Stated goal> In the listing below, find every line with the string "Probas" and pull it out.

[Records excerpted from a collection]
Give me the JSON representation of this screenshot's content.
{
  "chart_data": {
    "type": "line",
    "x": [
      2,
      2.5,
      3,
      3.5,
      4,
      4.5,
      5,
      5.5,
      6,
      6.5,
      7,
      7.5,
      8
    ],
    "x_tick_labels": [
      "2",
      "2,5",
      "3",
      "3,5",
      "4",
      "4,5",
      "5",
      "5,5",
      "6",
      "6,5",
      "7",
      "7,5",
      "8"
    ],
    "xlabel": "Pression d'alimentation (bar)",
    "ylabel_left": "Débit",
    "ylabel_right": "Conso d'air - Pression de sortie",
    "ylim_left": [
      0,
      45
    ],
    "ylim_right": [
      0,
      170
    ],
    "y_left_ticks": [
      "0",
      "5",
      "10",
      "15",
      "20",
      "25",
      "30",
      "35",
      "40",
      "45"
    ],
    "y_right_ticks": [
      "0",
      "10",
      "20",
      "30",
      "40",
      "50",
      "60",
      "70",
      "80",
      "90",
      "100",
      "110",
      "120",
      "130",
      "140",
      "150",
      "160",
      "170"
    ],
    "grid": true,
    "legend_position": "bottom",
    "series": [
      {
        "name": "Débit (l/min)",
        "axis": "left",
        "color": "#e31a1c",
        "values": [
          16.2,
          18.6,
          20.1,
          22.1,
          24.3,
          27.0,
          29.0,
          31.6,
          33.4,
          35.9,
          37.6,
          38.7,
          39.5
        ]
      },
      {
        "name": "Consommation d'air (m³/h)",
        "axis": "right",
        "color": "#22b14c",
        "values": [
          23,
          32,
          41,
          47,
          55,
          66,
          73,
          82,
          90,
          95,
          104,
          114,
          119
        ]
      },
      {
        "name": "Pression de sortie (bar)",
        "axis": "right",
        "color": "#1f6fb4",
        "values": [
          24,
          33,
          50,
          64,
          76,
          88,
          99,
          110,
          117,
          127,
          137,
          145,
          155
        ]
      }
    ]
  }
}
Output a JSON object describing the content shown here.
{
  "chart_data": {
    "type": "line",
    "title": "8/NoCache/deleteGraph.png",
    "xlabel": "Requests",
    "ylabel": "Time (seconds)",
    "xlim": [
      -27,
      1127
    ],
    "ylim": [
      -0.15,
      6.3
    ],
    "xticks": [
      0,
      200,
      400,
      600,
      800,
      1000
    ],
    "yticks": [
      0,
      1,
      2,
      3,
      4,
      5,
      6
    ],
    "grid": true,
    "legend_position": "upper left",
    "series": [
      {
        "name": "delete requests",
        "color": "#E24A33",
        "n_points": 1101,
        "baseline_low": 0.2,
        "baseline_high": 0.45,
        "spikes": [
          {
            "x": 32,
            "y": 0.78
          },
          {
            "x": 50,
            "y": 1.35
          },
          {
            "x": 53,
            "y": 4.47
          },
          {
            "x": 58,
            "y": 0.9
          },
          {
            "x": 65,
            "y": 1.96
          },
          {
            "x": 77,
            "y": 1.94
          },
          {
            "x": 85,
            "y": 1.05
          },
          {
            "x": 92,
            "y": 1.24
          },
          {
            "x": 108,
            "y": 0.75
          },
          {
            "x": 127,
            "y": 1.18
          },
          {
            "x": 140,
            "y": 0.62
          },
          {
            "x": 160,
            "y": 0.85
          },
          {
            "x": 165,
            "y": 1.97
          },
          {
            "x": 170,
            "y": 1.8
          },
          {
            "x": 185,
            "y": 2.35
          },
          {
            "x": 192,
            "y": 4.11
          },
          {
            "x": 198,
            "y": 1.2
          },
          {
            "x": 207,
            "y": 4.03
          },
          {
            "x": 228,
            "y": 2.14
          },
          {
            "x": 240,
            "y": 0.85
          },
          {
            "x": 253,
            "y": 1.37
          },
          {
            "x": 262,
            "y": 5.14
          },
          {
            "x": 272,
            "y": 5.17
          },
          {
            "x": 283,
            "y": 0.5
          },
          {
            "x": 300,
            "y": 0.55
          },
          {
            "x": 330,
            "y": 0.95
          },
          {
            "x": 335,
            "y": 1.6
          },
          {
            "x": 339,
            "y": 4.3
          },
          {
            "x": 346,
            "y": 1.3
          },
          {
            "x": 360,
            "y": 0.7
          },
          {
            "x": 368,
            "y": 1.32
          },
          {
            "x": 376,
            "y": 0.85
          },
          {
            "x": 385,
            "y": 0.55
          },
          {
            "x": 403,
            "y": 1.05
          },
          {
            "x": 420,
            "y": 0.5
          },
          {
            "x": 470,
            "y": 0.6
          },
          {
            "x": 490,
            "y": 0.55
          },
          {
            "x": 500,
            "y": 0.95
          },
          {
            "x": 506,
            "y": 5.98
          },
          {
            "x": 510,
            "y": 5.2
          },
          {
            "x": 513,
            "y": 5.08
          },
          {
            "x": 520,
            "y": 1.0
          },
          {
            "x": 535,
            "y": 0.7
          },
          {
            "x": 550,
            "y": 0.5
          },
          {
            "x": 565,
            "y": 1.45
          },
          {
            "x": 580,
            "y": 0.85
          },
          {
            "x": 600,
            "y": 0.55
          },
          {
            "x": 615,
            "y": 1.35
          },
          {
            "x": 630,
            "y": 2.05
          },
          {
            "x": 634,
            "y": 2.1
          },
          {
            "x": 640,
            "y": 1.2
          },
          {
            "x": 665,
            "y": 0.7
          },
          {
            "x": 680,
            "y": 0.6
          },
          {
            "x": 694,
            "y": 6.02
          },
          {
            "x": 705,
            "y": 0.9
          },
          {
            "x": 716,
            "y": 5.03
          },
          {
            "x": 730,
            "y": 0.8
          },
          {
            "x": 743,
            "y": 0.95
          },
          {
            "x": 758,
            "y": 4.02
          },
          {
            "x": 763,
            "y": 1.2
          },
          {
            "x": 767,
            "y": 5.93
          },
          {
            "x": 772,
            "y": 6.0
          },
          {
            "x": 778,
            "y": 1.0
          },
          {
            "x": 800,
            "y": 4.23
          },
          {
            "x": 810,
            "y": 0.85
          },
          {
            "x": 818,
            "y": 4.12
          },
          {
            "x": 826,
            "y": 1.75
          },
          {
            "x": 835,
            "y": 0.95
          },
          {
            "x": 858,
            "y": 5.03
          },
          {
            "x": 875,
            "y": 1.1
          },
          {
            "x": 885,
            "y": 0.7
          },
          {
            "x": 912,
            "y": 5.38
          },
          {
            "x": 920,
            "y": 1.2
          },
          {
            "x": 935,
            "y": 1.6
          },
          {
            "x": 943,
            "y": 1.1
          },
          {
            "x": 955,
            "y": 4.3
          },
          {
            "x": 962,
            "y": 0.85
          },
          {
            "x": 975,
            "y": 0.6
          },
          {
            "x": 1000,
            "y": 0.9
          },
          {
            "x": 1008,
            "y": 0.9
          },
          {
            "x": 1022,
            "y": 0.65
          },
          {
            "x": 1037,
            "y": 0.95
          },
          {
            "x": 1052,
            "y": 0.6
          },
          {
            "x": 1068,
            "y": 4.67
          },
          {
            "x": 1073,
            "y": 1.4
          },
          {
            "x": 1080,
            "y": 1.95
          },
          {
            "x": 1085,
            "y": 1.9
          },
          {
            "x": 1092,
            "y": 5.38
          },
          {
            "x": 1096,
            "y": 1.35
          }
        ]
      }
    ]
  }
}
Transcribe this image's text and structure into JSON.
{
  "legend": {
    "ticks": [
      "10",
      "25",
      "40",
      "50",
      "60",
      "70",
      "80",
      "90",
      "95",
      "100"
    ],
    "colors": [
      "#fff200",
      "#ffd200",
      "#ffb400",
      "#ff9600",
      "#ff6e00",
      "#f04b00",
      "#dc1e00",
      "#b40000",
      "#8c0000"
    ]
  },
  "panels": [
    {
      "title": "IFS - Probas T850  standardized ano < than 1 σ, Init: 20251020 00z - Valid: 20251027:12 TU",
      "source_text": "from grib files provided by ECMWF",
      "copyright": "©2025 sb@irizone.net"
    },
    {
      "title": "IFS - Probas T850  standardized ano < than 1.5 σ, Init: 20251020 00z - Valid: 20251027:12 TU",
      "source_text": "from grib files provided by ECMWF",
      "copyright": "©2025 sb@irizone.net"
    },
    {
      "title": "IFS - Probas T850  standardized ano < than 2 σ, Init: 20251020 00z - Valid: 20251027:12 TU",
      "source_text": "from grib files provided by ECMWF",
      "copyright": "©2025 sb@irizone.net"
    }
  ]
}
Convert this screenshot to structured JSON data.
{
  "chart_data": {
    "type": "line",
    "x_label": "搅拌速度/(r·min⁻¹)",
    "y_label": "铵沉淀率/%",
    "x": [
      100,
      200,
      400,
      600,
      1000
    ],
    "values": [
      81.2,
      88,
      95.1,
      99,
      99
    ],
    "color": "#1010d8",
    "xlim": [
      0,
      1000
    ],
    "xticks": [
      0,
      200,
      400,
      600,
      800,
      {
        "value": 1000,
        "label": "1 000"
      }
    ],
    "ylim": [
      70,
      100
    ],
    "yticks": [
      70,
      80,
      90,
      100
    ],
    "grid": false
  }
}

Complete output>
      "title": "IFS - Probas T850  standardized ano < than 1 σ, Init: 20251020 00z - Valid: 20251027:12 TU",
      "title": "IFS - Probas T850  standardized ano < than 1.5 σ, Init: 20251020 00z - Valid: 20251027:12 TU",
      "title": "IFS - Probas T850  standardized ano < than 2 σ, Init: 20251020 00z - Valid: 20251027:12 TU",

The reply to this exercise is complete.